STATED EXERCISE:
Present every line in which the string "this" appears.

MATERIAL SHOWN:
+ + + + + + +
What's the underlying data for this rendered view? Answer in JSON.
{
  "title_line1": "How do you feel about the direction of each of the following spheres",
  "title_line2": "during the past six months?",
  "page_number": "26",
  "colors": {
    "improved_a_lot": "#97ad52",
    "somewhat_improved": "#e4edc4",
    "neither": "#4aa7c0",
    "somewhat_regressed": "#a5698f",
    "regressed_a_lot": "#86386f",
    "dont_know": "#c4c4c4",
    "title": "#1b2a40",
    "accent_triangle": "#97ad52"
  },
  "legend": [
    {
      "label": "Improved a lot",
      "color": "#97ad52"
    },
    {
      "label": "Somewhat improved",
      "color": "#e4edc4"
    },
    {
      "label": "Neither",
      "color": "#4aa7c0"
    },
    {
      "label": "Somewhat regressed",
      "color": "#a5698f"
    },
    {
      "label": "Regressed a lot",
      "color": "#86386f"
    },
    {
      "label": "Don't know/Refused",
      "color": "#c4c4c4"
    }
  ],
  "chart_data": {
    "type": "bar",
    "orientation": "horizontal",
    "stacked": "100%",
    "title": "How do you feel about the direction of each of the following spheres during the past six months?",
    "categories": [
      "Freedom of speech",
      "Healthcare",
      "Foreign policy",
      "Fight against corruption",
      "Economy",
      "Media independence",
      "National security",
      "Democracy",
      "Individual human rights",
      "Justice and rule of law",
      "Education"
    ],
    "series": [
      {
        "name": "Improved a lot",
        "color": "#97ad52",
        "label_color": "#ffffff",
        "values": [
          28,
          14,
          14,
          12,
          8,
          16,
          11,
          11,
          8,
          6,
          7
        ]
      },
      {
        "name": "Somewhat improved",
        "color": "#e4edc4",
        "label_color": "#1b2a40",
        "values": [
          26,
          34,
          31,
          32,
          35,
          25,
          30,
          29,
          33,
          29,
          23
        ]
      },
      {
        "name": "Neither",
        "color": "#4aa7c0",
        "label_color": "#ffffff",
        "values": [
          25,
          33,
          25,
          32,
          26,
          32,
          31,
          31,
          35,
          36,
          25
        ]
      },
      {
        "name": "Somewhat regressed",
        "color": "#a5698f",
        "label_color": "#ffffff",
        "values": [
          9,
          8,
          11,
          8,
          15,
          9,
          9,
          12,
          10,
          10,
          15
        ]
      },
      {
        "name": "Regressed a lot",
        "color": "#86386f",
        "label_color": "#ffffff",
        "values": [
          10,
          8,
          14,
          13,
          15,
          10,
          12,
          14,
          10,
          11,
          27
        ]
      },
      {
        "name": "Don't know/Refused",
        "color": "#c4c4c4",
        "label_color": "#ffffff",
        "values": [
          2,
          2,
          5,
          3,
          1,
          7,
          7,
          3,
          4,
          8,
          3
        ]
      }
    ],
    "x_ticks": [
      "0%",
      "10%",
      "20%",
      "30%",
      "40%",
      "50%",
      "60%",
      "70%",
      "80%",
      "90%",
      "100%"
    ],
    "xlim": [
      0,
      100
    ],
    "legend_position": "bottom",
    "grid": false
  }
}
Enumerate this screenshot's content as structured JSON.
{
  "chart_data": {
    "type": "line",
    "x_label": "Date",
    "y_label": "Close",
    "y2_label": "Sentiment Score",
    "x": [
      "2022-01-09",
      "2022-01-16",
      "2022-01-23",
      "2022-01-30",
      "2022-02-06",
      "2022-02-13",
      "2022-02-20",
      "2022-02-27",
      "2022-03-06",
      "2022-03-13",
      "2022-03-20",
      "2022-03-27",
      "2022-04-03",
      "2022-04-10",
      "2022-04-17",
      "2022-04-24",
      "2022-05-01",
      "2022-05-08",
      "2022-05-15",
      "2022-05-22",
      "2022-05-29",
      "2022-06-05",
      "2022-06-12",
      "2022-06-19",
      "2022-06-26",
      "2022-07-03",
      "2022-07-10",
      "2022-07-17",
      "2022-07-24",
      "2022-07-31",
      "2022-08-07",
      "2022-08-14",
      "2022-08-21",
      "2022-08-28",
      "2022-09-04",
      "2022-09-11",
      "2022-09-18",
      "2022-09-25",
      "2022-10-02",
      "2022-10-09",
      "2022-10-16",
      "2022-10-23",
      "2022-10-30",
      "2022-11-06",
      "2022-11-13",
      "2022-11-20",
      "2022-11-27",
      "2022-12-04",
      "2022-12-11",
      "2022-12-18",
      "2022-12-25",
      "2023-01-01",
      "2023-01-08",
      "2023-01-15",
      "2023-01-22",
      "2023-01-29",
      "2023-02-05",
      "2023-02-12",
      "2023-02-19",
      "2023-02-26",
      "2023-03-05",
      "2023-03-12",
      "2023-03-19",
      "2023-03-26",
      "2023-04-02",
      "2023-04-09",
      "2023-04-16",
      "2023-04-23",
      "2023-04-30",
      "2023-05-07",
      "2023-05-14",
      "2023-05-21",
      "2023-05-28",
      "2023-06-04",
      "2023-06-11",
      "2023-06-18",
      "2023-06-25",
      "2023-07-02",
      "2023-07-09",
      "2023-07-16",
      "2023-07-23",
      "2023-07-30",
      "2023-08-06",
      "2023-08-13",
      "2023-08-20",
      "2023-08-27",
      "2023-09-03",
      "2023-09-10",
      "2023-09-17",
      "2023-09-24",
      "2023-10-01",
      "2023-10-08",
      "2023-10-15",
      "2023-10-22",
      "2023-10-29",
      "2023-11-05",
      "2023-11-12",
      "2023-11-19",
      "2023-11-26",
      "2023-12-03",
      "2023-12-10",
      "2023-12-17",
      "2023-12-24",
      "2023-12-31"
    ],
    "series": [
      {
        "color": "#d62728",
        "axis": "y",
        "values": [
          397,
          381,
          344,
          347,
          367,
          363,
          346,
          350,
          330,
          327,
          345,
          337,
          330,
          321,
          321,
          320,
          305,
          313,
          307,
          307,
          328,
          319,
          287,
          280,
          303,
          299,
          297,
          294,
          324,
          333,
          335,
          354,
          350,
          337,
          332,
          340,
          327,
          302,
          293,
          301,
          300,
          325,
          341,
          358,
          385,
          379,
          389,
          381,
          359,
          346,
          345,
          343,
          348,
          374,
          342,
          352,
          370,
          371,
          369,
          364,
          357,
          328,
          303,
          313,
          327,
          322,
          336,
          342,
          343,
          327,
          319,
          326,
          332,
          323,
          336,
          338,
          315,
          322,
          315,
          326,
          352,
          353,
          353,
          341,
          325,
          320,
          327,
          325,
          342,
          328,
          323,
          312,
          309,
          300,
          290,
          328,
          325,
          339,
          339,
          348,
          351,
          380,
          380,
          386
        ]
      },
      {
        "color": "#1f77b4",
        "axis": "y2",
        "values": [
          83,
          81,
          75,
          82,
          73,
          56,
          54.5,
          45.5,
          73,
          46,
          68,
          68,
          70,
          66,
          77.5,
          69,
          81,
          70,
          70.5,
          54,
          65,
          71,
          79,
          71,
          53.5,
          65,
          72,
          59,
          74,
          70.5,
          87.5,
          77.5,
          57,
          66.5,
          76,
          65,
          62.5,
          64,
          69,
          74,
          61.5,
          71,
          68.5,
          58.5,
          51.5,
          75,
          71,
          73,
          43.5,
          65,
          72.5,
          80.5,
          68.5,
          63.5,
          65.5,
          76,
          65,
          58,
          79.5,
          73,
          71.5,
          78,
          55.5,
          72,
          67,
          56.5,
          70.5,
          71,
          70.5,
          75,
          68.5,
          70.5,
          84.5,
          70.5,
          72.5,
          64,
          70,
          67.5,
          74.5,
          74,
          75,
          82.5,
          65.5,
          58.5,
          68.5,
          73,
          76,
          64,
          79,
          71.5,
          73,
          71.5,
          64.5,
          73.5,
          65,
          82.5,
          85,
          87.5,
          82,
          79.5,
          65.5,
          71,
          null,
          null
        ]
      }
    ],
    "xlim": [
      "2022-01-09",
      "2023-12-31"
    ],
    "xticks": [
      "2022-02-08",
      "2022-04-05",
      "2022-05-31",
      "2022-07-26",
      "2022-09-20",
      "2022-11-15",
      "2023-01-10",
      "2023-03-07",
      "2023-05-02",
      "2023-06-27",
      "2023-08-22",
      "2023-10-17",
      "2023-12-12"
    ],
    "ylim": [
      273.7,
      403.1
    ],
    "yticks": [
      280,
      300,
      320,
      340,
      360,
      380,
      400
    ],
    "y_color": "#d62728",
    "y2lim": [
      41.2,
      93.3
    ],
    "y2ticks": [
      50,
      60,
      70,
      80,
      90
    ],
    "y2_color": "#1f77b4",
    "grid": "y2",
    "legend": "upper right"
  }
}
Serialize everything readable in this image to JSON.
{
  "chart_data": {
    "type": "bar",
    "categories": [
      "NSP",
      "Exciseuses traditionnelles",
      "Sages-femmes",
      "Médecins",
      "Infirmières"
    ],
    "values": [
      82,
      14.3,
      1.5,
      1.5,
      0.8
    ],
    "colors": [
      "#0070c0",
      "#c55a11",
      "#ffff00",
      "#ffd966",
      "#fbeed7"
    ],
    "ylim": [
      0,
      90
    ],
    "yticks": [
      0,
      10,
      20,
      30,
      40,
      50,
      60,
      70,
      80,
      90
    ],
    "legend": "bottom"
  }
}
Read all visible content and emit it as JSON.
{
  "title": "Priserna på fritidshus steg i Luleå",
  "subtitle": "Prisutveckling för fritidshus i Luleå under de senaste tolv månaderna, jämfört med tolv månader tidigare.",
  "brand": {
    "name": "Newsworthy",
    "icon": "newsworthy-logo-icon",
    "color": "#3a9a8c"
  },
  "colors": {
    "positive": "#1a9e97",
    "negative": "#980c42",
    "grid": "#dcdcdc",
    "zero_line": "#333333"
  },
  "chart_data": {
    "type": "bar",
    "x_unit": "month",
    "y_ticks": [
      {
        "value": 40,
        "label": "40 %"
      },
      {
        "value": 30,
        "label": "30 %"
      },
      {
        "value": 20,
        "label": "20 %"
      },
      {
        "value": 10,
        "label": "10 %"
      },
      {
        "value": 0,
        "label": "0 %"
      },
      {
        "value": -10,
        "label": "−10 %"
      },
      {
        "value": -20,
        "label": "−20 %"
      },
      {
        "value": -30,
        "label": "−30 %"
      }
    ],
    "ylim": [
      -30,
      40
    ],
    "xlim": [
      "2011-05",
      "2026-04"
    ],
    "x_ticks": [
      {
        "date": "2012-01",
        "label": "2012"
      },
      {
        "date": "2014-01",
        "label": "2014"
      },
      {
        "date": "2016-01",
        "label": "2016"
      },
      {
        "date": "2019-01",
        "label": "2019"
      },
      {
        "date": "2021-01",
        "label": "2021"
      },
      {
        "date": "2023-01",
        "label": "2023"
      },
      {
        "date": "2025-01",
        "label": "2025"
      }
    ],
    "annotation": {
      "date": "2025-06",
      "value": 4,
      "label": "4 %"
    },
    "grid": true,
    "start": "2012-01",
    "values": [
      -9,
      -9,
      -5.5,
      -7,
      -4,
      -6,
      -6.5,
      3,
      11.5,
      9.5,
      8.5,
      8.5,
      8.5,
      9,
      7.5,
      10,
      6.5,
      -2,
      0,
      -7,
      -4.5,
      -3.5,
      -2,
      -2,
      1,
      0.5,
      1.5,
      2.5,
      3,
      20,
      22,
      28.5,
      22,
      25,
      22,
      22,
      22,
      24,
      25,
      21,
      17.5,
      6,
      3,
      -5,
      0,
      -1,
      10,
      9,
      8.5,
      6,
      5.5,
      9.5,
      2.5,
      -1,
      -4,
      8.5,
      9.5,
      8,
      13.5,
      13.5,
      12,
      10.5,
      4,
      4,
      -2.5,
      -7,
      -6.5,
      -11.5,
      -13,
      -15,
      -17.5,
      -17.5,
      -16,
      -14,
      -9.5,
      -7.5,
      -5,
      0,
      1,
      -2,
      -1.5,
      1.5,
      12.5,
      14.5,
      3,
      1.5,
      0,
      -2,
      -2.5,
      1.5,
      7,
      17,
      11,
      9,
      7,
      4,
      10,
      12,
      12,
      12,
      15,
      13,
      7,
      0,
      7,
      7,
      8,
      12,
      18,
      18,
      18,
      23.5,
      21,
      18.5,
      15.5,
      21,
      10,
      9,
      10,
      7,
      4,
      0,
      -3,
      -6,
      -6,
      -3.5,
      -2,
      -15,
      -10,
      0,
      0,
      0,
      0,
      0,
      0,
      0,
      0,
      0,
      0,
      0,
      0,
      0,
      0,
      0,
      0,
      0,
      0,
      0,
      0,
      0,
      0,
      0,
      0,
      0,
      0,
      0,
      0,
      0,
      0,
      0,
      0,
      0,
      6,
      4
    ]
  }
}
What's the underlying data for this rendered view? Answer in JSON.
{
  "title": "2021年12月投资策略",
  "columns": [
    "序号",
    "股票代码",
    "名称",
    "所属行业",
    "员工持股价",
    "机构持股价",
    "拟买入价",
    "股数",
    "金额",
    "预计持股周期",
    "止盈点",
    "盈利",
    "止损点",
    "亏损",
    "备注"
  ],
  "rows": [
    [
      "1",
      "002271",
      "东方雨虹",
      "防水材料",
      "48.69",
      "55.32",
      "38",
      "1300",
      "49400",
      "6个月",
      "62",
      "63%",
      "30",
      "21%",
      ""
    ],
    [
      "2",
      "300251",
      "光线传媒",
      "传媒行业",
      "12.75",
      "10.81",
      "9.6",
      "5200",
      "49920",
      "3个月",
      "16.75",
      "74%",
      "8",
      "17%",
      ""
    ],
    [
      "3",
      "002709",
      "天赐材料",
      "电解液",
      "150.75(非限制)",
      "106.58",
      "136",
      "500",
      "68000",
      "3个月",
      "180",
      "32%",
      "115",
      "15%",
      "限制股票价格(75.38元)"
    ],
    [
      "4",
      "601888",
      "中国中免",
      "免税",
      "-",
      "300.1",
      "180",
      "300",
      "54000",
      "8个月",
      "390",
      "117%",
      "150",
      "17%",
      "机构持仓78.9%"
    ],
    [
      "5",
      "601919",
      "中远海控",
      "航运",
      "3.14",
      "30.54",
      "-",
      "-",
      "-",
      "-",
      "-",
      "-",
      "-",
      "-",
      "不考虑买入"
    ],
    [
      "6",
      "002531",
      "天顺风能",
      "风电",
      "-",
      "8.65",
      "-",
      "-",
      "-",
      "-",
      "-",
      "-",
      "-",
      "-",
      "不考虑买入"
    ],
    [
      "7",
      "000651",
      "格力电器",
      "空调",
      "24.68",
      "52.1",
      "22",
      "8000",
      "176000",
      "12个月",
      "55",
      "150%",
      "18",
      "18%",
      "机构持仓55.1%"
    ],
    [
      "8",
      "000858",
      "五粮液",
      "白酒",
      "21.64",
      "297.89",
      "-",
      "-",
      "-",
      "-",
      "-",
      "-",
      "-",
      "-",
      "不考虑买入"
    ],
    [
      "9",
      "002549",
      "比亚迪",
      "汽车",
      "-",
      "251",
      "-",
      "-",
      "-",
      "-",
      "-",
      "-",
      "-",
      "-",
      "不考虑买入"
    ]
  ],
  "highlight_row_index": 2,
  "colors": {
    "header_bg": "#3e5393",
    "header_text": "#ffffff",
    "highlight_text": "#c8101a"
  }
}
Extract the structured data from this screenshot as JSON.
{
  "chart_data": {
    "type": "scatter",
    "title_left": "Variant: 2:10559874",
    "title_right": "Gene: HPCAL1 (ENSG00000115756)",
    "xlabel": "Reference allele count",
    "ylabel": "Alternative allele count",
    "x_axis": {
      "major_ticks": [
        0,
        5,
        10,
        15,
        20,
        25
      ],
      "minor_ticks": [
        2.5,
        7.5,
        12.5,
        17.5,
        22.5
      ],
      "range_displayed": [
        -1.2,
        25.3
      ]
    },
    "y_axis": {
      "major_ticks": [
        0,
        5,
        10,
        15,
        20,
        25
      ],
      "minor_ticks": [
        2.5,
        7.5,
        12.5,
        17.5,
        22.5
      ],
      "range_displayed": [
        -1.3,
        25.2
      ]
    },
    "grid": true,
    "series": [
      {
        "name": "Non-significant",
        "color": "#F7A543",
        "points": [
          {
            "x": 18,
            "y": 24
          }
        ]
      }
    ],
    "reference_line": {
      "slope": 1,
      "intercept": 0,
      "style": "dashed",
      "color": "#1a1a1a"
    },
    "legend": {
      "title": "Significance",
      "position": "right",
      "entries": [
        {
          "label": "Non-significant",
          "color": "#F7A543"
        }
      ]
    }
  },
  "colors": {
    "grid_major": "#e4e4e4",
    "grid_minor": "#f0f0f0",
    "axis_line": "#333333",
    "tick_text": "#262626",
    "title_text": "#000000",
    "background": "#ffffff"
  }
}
+ + + + + + +
PROBLEM SOLUTION:
What's the underlying data for this rendered view? Answer in JSON.
Enumerate this screenshot's content as structured JSON.
Serialize everything readable in this image to JSON.
What's the underlying data for this rendered view? Answer in JSON.
Extract the structured data from this screenshot as JSON.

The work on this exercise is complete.